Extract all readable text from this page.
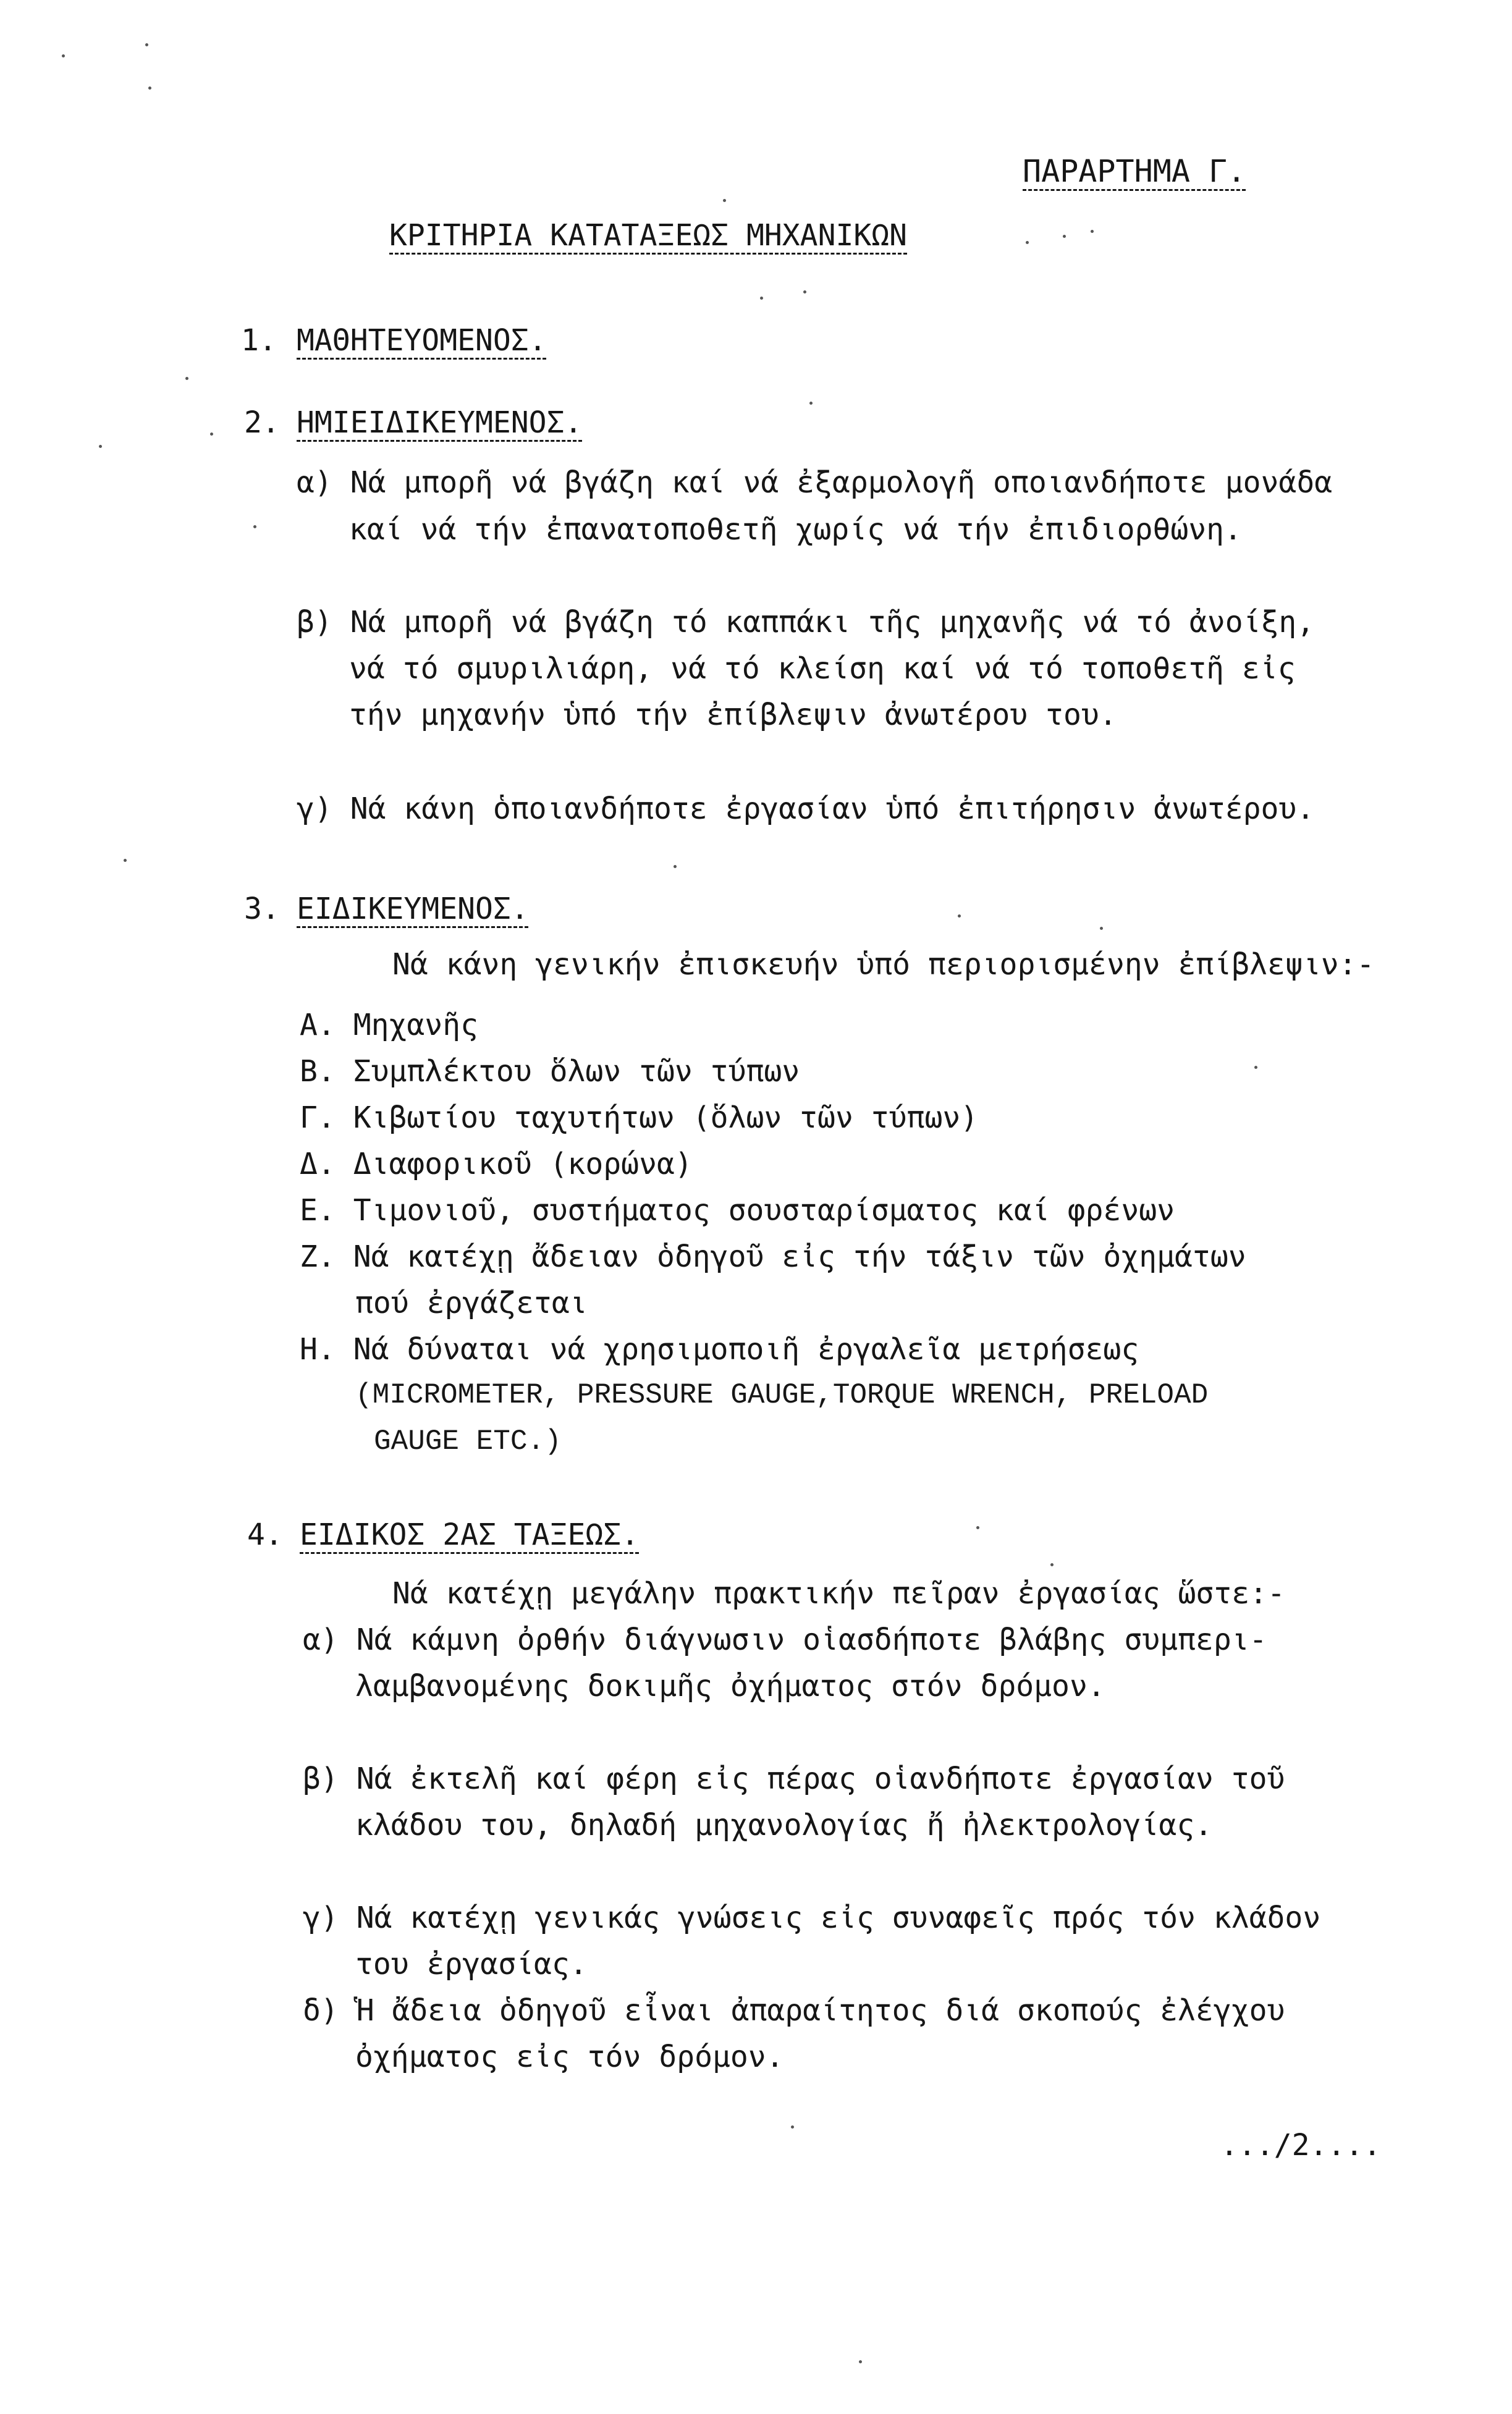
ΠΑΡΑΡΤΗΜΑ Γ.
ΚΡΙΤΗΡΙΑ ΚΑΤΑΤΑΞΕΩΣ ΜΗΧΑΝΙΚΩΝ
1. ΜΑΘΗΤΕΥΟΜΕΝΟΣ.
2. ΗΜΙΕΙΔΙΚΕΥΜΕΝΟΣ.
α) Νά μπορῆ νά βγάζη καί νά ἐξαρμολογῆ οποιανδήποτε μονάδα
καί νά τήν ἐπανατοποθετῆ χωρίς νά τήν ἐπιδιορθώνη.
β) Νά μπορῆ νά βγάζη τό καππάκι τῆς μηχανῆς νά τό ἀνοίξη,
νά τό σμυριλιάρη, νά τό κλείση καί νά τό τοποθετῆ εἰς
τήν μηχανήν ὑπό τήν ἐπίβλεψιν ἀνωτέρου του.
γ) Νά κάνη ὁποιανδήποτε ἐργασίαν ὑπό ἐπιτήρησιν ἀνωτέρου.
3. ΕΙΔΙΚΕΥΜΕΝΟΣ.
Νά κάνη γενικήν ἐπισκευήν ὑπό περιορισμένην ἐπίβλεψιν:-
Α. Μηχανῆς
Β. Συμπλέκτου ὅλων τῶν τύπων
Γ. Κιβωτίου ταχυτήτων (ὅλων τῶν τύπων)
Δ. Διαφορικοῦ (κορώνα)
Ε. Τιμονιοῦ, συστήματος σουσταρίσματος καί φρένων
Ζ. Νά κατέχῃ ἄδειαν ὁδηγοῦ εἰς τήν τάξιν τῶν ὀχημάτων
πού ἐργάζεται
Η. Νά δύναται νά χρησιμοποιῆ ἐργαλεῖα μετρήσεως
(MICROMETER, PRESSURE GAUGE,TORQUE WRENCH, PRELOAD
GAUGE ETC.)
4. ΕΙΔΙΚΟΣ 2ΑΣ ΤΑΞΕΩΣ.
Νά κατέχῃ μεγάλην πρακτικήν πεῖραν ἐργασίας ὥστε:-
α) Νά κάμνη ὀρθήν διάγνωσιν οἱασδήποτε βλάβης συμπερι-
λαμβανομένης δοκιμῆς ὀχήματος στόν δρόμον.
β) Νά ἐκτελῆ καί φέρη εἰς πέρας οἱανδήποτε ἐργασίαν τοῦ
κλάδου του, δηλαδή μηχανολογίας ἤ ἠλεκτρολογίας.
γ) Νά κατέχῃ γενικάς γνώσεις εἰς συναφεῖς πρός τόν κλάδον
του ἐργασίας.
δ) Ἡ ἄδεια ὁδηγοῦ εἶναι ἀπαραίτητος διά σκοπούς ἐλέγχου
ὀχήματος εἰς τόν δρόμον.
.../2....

• _THE EXERCISE_:
Return only the count of lines in the records that hold the word "ὅλων".

• _SOLUTION FOR THIS PROBLEM_:
2